### Excerpted data
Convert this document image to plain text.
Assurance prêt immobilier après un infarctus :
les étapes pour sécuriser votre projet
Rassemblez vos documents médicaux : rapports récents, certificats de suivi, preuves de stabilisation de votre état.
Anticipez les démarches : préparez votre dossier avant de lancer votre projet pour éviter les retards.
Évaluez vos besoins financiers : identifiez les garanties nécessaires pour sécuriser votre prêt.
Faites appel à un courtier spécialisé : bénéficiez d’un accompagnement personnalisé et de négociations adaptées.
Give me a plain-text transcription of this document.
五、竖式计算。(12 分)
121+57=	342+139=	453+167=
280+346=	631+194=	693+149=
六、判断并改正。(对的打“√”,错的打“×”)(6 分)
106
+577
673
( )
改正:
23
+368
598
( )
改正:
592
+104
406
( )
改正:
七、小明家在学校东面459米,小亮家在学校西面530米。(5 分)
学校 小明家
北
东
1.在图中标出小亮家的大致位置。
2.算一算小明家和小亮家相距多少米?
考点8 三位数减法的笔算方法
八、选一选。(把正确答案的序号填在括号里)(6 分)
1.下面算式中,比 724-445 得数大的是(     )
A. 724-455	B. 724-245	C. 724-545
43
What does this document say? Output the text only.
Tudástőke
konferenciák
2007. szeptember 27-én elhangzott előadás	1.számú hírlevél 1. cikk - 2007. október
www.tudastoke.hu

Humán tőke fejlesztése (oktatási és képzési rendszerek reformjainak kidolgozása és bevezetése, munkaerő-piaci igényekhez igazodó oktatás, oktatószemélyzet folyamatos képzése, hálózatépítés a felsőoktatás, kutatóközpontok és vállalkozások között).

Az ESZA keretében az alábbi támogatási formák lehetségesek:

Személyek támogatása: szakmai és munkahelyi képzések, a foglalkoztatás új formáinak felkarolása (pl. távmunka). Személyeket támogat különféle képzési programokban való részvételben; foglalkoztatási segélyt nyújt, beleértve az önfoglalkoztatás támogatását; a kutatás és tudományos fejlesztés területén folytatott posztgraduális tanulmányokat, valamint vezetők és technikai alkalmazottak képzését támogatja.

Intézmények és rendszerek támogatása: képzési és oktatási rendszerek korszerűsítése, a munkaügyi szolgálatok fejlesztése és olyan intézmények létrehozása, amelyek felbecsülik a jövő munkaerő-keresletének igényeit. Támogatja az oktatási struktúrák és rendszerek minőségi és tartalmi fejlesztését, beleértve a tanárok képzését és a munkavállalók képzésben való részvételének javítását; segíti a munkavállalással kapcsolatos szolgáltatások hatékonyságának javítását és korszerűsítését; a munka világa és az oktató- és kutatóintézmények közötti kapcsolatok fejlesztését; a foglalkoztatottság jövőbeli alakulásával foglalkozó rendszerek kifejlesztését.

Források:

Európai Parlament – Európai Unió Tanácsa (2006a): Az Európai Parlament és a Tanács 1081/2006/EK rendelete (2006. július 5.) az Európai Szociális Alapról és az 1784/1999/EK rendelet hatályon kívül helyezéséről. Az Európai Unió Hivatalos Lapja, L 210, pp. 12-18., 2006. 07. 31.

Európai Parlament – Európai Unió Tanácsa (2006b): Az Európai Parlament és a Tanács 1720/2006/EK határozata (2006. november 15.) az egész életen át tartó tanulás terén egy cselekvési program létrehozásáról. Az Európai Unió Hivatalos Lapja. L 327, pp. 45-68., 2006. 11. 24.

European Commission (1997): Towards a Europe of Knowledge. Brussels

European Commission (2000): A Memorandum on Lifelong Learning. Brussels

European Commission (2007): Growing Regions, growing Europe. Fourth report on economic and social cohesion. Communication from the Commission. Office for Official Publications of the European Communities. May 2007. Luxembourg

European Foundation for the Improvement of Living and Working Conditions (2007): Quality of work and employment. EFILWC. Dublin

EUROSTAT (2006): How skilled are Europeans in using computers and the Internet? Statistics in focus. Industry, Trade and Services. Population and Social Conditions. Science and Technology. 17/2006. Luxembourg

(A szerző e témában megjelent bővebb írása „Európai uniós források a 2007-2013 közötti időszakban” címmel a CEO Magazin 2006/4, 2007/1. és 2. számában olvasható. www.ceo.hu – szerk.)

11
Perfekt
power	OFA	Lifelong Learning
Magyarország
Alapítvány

### Instructions for the task
Exactly reproduce every line of the records.

### Solution
Convert this document image to plain text.
Assurance prêt immobilier après un infarctus :
les étapes pour sécuriser votre projet
Rassemblez vos documents médicaux : rapports récents, certificats de suivi, preuves de stabilisation de votre état.
Anticipez les démarches : préparez votre dossier avant de lancer votre projet pour éviter les retards.
Évaluez vos besoins financiers : identifiez les garanties nécessaires pour sécuriser votre prêt.
Faites appel à un courtier spécialisé : bénéficiez d’un accompagnement personnalisé et de négociations adaptées.
Give me a plain-text transcription of this document.
五、竖式计算。(12 分)
121+57=	342+139=	453+167=
280+346=	631+194=	693+149=
六、判断并改正。(对的打“√”,错的打“×”)(6 分)
106
+577
673
( )
改正:
23
+368
598
( )
改正:
592
+104
406
( )
改正:
七、小明家在学校东面459米,小亮家在学校西面530米。(5 分)
学校 小明家
北
东
1.在图中标出小亮家的大致位置。
2.算一算小明家和小亮家相距多少米?
考点8 三位数减法的笔算方法
八、选一选。(把正确答案的序号填在括号里)(6 分)
1.下面算式中,比 724-445 得数大的是(     )
A. 724-455	B. 724-245	C. 724-545
43
What does this document say? Output the text only.
Tudástőke
konferenciák
2007. szeptember 27-én elhangzott előadás	1.számú hírlevél 1. cikk - 2007. október
www.tudastoke.hu

Humán tőke fejlesztése (oktatási és képzési rendszerek reformjainak kidolgozása és bevezetése, munkaerő-piaci igényekhez igazodó oktatás, oktatószemélyzet folyamatos képzése, hálózatépítés a felsőoktatás, kutatóközpontok és vállalkozások között).

Az ESZA keretében az alábbi támogatási formák lehetségesek:

Személyek támogatása: szakmai és munkahelyi képzések, a foglalkoztatás új formáinak felkarolása (pl. távmunka). Személyeket támogat különféle képzési programokban való részvételben; foglalkoztatási segélyt nyújt, beleértve az önfoglalkoztatás támogatását; a kutatás és tudományos fejlesztés területén folytatott posztgraduális tanulmányokat, valamint vezetők és technikai alkalmazottak képzését támogatja.

Intézmények és rendszerek támogatása: képzési és oktatási rendszerek korszerűsítése, a munkaügyi szolgálatok fejlesztése és olyan intézmények létrehozása, amelyek felbecsülik a jövő munkaerő-keresletének igényeit. Támogatja az oktatási struktúrák és rendszerek minőségi és tartalmi fejlesztését, beleértve a tanárok képzését és a munkavállalók képzésben való részvételének javítását; segíti a munkavállalással kapcsolatos szolgáltatások hatékonyságának javítását és korszerűsítését; a munka világa és az oktató- és kutatóintézmények közötti kapcsolatok fejlesztését; a foglalkoztatottság jövőbeli alakulásával foglalkozó rendszerek kifejlesztését.

Források:

Európai Parlament – Európai Unió Tanácsa (2006a): Az Európai Parlament és a Tanács 1081/2006/EK rendelete (2006. július 5.) az Európai Szociális Alapról és az 1784/1999/EK rendelet hatályon kívül helyezéséről. Az Európai Unió Hivatalos Lapja, L 210, pp. 12-18., 2006. 07. 31.

Európai Parlament – Európai Unió Tanácsa (2006b): Az Európai Parlament és a Tanács 1720/2006/EK határozata (2006. november 15.) az egész életen át tartó tanulás terén egy cselekvési program létrehozásáról. Az Európai Unió Hivatalos Lapja. L 327, pp. 45-68., 2006. 11. 24.

European Commission (1997): Towards a Europe of Knowledge. Brussels

European Commission (2000): A Memorandum on Lifelong Learning. Brussels

European Commission (2007): Growing Regions, growing Europe. Fourth report on economic and social cohesion. Communication from the Commission. Office for Official Publications of the European Communities. May 2007. Luxembourg

European Foundation for the Improvement of Living and Working Conditions (2007): Quality of work and employment. EFILWC. Dublin

EUROSTAT (2006): How skilled are Europeans in using computers and the Internet? Statistics in focus. Industry, Trade and Services. Population and Social Conditions. Science and Technology. 17/2006. Luxembourg

(A szerző e témában megjelent bővebb írása „Európai uniós források a 2007-2013 közötti időszakban” címmel a CEO Magazin 2006/4, 2007/1. és 2. számában olvasható. www.ceo.hu – szerk.)

11
Perfekt
power	OFA	Lifelong Learning
Magyarország
Alapítvány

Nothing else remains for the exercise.